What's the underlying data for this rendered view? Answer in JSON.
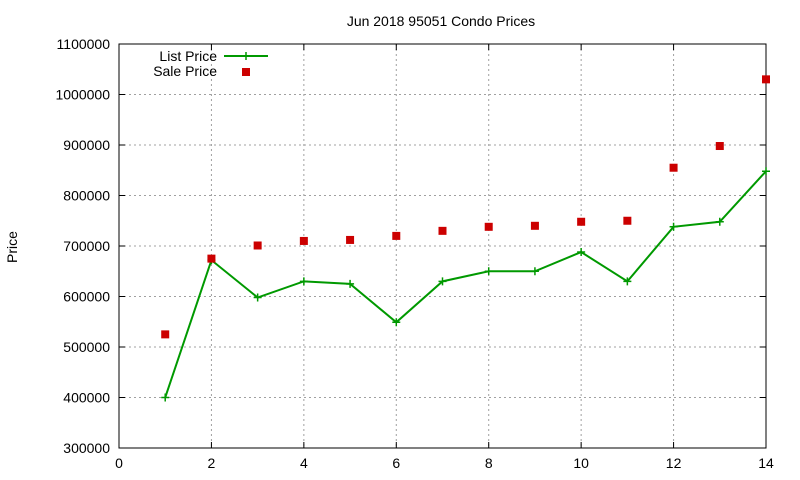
{
  "chart_data": {
    "type": "line",
    "title": "Jun 2018 95051 Condo Prices",
    "xlabel": "",
    "ylabel": "Price",
    "xlim": [
      0,
      14
    ],
    "ylim": [
      300000,
      1100000
    ],
    "xticks": [
      0,
      2,
      4,
      6,
      8,
      10,
      12,
      14
    ],
    "yticks": [
      300000,
      400000,
      500000,
      600000,
      700000,
      800000,
      900000,
      1000000,
      1100000
    ],
    "grid": true,
    "legend_position": "top-left",
    "series": [
      {
        "name": "List Price",
        "kind": "line-with-plus-markers",
        "color": "#009900",
        "x": [
          1,
          2,
          3,
          4,
          5,
          6,
          7,
          8,
          9,
          10,
          11,
          12,
          13,
          14
        ],
        "y": [
          400000,
          672000,
          598000,
          630000,
          625000,
          549000,
          630000,
          650000,
          650000,
          688000,
          630000,
          738000,
          748000,
          848000
        ]
      },
      {
        "name": "Sale Price",
        "kind": "points",
        "color": "#cc0000",
        "x": [
          1,
          2,
          3,
          4,
          5,
          6,
          7,
          8,
          9,
          10,
          11,
          12,
          13,
          14
        ],
        "y": [
          525000,
          675000,
          701000,
          710000,
          712000,
          720000,
          730000,
          738000,
          740000,
          748000,
          750000,
          855000,
          898000,
          1030000
        ]
      }
    ]
  }
}
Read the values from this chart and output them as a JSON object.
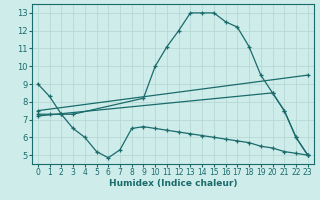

==*==

How many lines in the data contain the string "this"? Respond with the number only.

**The response**
2